**Given exercise**
Write the records out again, keeping each line exactly as it is.

**Raw data**
+ + + +
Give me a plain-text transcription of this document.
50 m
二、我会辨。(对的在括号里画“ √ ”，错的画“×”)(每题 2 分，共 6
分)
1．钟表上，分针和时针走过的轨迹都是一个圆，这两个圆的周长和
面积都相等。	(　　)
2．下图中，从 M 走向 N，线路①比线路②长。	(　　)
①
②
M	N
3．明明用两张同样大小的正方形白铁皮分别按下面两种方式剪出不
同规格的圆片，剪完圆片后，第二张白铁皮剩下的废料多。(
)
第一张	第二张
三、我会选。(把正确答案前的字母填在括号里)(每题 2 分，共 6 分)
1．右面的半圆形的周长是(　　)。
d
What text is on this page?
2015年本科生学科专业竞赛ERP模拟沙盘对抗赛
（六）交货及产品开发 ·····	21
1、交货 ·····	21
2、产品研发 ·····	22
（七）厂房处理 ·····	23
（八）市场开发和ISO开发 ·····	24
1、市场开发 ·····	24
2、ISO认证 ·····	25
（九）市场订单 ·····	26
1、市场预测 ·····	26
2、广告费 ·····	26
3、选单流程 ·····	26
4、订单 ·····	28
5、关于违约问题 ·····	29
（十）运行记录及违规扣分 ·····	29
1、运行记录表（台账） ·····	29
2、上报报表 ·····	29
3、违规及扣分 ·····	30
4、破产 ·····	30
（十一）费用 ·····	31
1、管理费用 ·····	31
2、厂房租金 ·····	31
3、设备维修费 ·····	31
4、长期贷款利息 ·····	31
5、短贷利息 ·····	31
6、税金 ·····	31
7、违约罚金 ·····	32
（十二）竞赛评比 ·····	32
+ + + +
**Solution**
Give me a plain-text transcription of this document.
50 m
二、我会辨。(对的在括号里画“ √ ”，错的画“×”)(每题 2 分，共 6
分)
1．钟表上，分针和时针走过的轨迹都是一个圆，这两个圆的周长和
面积都相等。	(　　)
2．下图中，从 M 走向 N，线路①比线路②长。	(　　)
①
②
M	N
3．明明用两张同样大小的正方形白铁皮分别按下面两种方式剪出不
同规格的圆片，剪完圆片后，第二张白铁皮剩下的废料多。(
)
第一张	第二张
三、我会选。(把正确答案前的字母填在括号里)(每题 2 分，共 6 分)
1．右面的半圆形的周长是(　　)。
d
What text is on this page?
2015年本科生学科专业竞赛ERP模拟沙盘对抗赛
（六）交货及产品开发 ·····	21
1、交货 ·····	21
2、产品研发 ·····	22
（七）厂房处理 ·····	23
（八）市场开发和ISO开发 ·····	24
1、市场开发 ·····	24
2、ISO认证 ·····	25
（九）市场订单 ·····	26
1、市场预测 ·····	26
2、广告费 ·····	26
3、选单流程 ·····	26
4、订单 ·····	28
5、关于违约问题 ·····	29
（十）运行记录及违规扣分 ·····	29
1、运行记录表（台账） ·····	29
2、上报报表 ·····	29
3、违规及扣分 ·····	30
4、破产 ·····	30
（十一）费用 ·····	31
1、管理费用 ·····	31
2、厂房租金 ·····	31
3、设备维修费 ·····	31
4、长期贷款利息 ·····	31
5、短贷利息 ·····	31
6、税金 ·····	31
7、违约罚金 ·····	32
（十二）竞赛评比 ·····	32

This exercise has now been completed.